■ WHAT YOU HAVE TO DO
Your task is to copy every line of the entries that contains "user".

■ THE DATA

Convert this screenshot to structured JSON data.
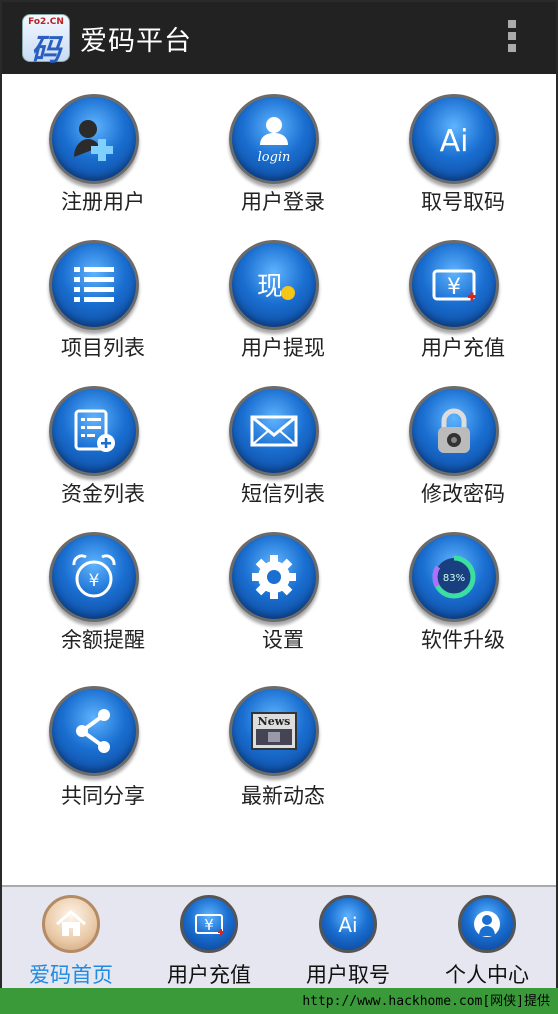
{
  "app": {
    "title": "爱码平台",
    "logo_small": "Fo2.CN",
    "logo_big": "码"
  },
  "menu": [
    {
      "label": "注册用户",
      "icon": "add-user-icon"
    },
    {
      "label": "用户登录",
      "icon": "login-icon",
      "icon_text": "login"
    },
    {
      "label": "取号取码",
      "icon": "ai-icon",
      "icon_text": "Ai"
    },
    {
      "label": "项目列表",
      "icon": "list-icon"
    },
    {
      "label": "用户提现",
      "icon": "withdraw-icon",
      "icon_text": "现"
    },
    {
      "label": "用户充值",
      "icon": "recharge-icon",
      "icon_text": "¥"
    },
    {
      "label": "资金列表",
      "icon": "fund-list-icon"
    },
    {
      "label": "短信列表",
      "icon": "envelope-icon"
    },
    {
      "label": "修改密码",
      "icon": "lock-icon"
    },
    {
      "label": "余额提醒",
      "icon": "alarm-clock-icon",
      "icon_text": "¥"
    },
    {
      "label": "设置",
      "icon": "gear-icon"
    },
    {
      "label": "软件升级",
      "icon": "upgrade-progress-icon",
      "icon_text": "83%"
    },
    {
      "label": "共同分享",
      "icon": "share-icon"
    },
    {
      "label": "最新动态",
      "icon": "news-icon",
      "icon_text": "News"
    }
  ],
  "tabs": [
    {
      "label": "爱码首页",
      "icon": "home-icon",
      "active": true
    },
    {
      "label": "用户充值",
      "icon": "recharge-icon",
      "icon_text": "¥"
    },
    {
      "label": "用户取号",
      "icon": "ai-icon",
      "icon_text": "Ai"
    },
    {
      "label": "个人中心",
      "icon": "user-center-icon"
    }
  ],
  "footer": "http://www.hackhome.com[网侠]提供",
  "colors": {
    "titlebar": "#222222",
    "icon_blue": "#1a6fd1",
    "active_tab": "#1f8be0",
    "footer_bg": "#3a9a3a"
  }
}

■ TASK RESPONSE
      "icon": "add-user-icon"
      "icon": "user-center-icon"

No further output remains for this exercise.